ERFORDERLICHE AUFGABEN:
a – Wiederholen Sie aus dem Text über den gleitenden Durchschnitt wortgetreu den Teil, der mit den Worten „Veröffentlicht am 08.08.2022“ beginnt und mit „ein gleitender Durchschnitt?“ endet.
b – Geben Sie aus den Einträgen unverändert den Teil wieder, der mit der Zeile beginnt, die „x-tick-label: 18 [784, 451, 801, 466]“ enthält, und mit der Zeile endet, die „x-tick-label: 27 [1170, 451, 1187, 466]“ enthält. Beide Zeilen gehören dazu.

TEXTAUSSCHNITT:
----
Gleitender Durchschnitt - der Trendfolger

Der gleitende Durchschnitt bzw. moving average gehört zu den wichtigsten und bekanntesten Indikatoren in der technischen Analyse. Er ist sehr einfach zu berechnen und zu verstehen.

Veröffentlicht am 08.08.2022

Investoren, Spekulanten, Händler und Marktanalysten sind ständig auf der Suche nach neuen und besseren (was auch immer das bedeutet) Indikatoren für die technische Analyse. Alle möglichen technischen Instrumente sollen ihnen dabei helfen, die Marktlage besser einzuschätzen, bessere Prognosen zu erstellen, genauere Niveaus festzulegen und genauere Handelssignale zu generieren.

In diesem Streben nach Neuem vergessen wir die grundlegendsten Börsen-Indikatoren, die sich seit Jahrzehnten auf den Finanzmärkten bewährt haben. Und es spielt keine Rolle, ob Sie mit Aktien, Anleihen, Futures, Rohstoffen, Währungen oder etwas anderem handeln - es lohnt sich, die grundlegenden Instrumente der technischen Analyse in Erinnerung zu behalten. Denn nur weil sie alt sind, heißt das nicht, dass sie minderwertig oder schlecht sind.


Was ist ein gleitender Durchschnitt?
----
DIE DATEN:

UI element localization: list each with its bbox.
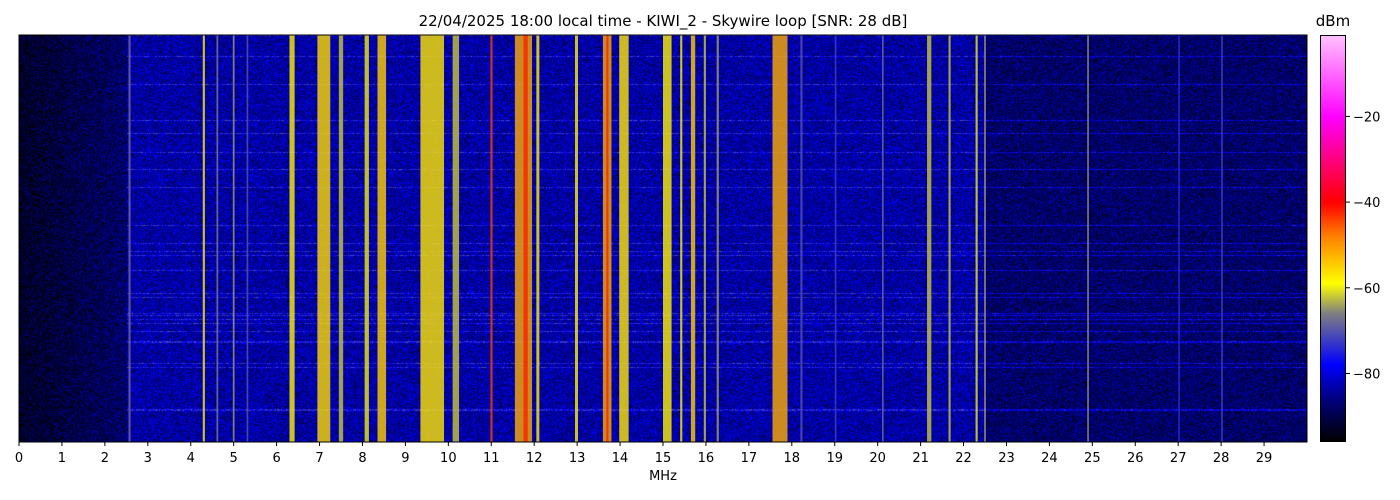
x-tick-label: 18 [784, 451, 801, 466]
signal-layer [128, 35, 1223, 442]
chart-title: 22/04/2025 18:00 local time - KIWI_2 - S… [418, 12, 908, 30]
signal-band-20 [663, 35, 672, 442]
signal-band-1 [202, 35, 205, 442]
signal-band-33 [1087, 35, 1089, 442]
signal-band-28 [881, 35, 884, 442]
x-tick-label: 24 [1041, 451, 1058, 466]
x-tick-label: 6 [272, 451, 280, 466]
signal-band-19 [619, 35, 629, 442]
signal-band-6 [317, 35, 331, 442]
x-tick-label: 25 [1084, 451, 1101, 466]
x-tick-label: 15 [655, 451, 672, 466]
colorbar-label: dBm [1315, 12, 1351, 30]
signal-band-16 [574, 35, 578, 442]
colorbar-tick-label: −60 [1353, 282, 1380, 297]
x-tick-label: 11 [483, 451, 500, 466]
signal-band-15 [536, 35, 540, 442]
x-tick-label: 23 [998, 451, 1015, 466]
x-tick-label: 19 [826, 451, 843, 466]
signal-band-2 [216, 35, 219, 442]
x-tick-label: 1 [58, 451, 66, 466]
colorbar-tick-label: −40 [1353, 196, 1380, 211]
x-tick-label: 21 [912, 451, 929, 466]
signal-band-0 [128, 35, 131, 442]
x-tick-label: 3 [144, 451, 152, 466]
x-tick-label: 27 [1170, 451, 1187, 466]
colorbar-tick-label: −20 [1353, 110, 1380, 125]
signal-band-12 [490, 35, 493, 442]
signal-band-35 [1221, 35, 1223, 442]
x-tick-label: 5 [230, 451, 238, 466]
signal-band-30 [948, 35, 951, 442]
signal-band-7 [338, 35, 344, 442]
signal-band-34 [1178, 35, 1180, 442]
x-tick-label: 2 [101, 451, 109, 466]
signal-band-27 [834, 35, 837, 442]
signal-band-5 [289, 35, 295, 442]
x-tick-label: 0 [15, 451, 23, 466]
signal-band-14 [523, 35, 528, 442]
signal-band-11 [452, 35, 460, 442]
colorbar-tick-label: −80 [1353, 367, 1380, 382]
x-axis-label: MHz [649, 469, 677, 484]
signal-band-31 [975, 35, 978, 442]
x-tick-label: 16 [698, 451, 715, 466]
x-tick-label: 29 [1256, 451, 1273, 466]
x-tick-label: 4 [187, 451, 195, 466]
signal-band-8 [364, 35, 369, 442]
x-tick-label: 20 [869, 451, 886, 466]
x-tick-label: 12 [526, 451, 543, 466]
signal-band-23 [703, 35, 706, 442]
signal-band-3 [232, 35, 235, 442]
x-tick-label: 22 [955, 451, 972, 466]
signal-band-26 [800, 35, 803, 442]
x-tick-label: 14 [612, 451, 629, 466]
signal-band-21 [680, 35, 683, 442]
x-tick-label: 17 [741, 451, 758, 466]
signal-band-18 [606, 35, 609, 442]
signal-band-29 [927, 35, 932, 442]
signal-band-10 [420, 35, 445, 442]
signal-band-4 [246, 35, 249, 442]
x-tick-label: 9 [401, 451, 409, 466]
signal-band-25 [772, 35, 788, 442]
x-tick-label: 8 [358, 451, 366, 466]
x-tick-label: 28 [1213, 451, 1230, 466]
x-tick-label: 26 [1127, 451, 1144, 466]
x-tick-label: 7 [315, 451, 323, 466]
signal-band-22 [690, 35, 696, 442]
colorbar [1320, 35, 1346, 442]
spectrogram-plot [19, 35, 1307, 442]
x-tick-label: 10 [440, 451, 457, 466]
signal-band-9 [377, 35, 387, 442]
signal-band-32 [984, 35, 986, 442]
signal-band-24 [716, 35, 719, 442]
x-tick-label: 13 [569, 451, 586, 466]
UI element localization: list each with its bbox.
----
VOLLSTÄNDIGE LÖSUNGEN:
a –
Veröffentlicht am 08.08.2022

Investoren, Spekulanten, Händler und Marktanalysten sind ständig auf der Suche nach neuen und besseren (was auch immer das bedeutet) Indikatoren für die technische Analyse. Alle möglichen technischen Instrumente sollen ihnen dabei helfen, die Marktlage besser einzuschätzen, bessere Prognosen zu erstellen, genauere Niveaus festzulegen und genauere Handelssignale zu generieren.

In diesem Streben nach Neuem vergessen wir die grundlegendsten Börsen-Indikatoren, die sich seit Jahrzehnten auf den Finanzmärkten bewährt haben. Und es spielt keine Rolle, ob Sie mit Aktien, Anleihen, Futures, Rohstoffen, Währungen oder etwas anderem handeln - es lohnt sich, die grundlegenden Instrumente der technischen Analyse in Erinnerung zu behalten. Denn nur weil sie alt sind, heißt das nicht, dass sie minderwertig oder schlecht sind.


Was ist ein gleitender Durchschnitt?

b –
x-tick-label: 18 [784, 451, 801, 466]
signal-layer [128, 35, 1223, 442]
chart-title: 22/04/2025 18:00 local time - KIWI_2 - S… [418, 12, 908, 30]
signal-band-20 [663, 35, 672, 442]
signal-band-1 [202, 35, 205, 442]
signal-band-33 [1087, 35, 1089, 442]
signal-band-28 [881, 35, 884, 442]
x-tick-label: 24 [1041, 451, 1058, 466]
x-tick-label: 6 [272, 451, 280, 466]
signal-band-19 [619, 35, 629, 442]
signal-band-6 [317, 35, 331, 442]
x-tick-label: 25 [1084, 451, 1101, 466]
x-tick-label: 15 [655, 451, 672, 466]
colorbar-label: dBm [1315, 12, 1351, 30]
signal-band-16 [574, 35, 578, 442]
colorbar-tick-label: −60 [1353, 282, 1380, 297]
x-tick-label: 11 [483, 451, 500, 466]
signal-band-15 [536, 35, 540, 442]
x-tick-label: 23 [998, 451, 1015, 466]
x-tick-label: 19 [826, 451, 843, 466]
signal-band-2 [216, 35, 219, 442]
x-tick-label: 1 [58, 451, 66, 466]
colorbar-tick-label: −40 [1353, 196, 1380, 211]
x-tick-label: 21 [912, 451, 929, 466]
signal-band-0 [128, 35, 131, 442]
x-tick-label: 3 [144, 451, 152, 466]
x-tick-label: 27 [1170, 451, 1187, 466]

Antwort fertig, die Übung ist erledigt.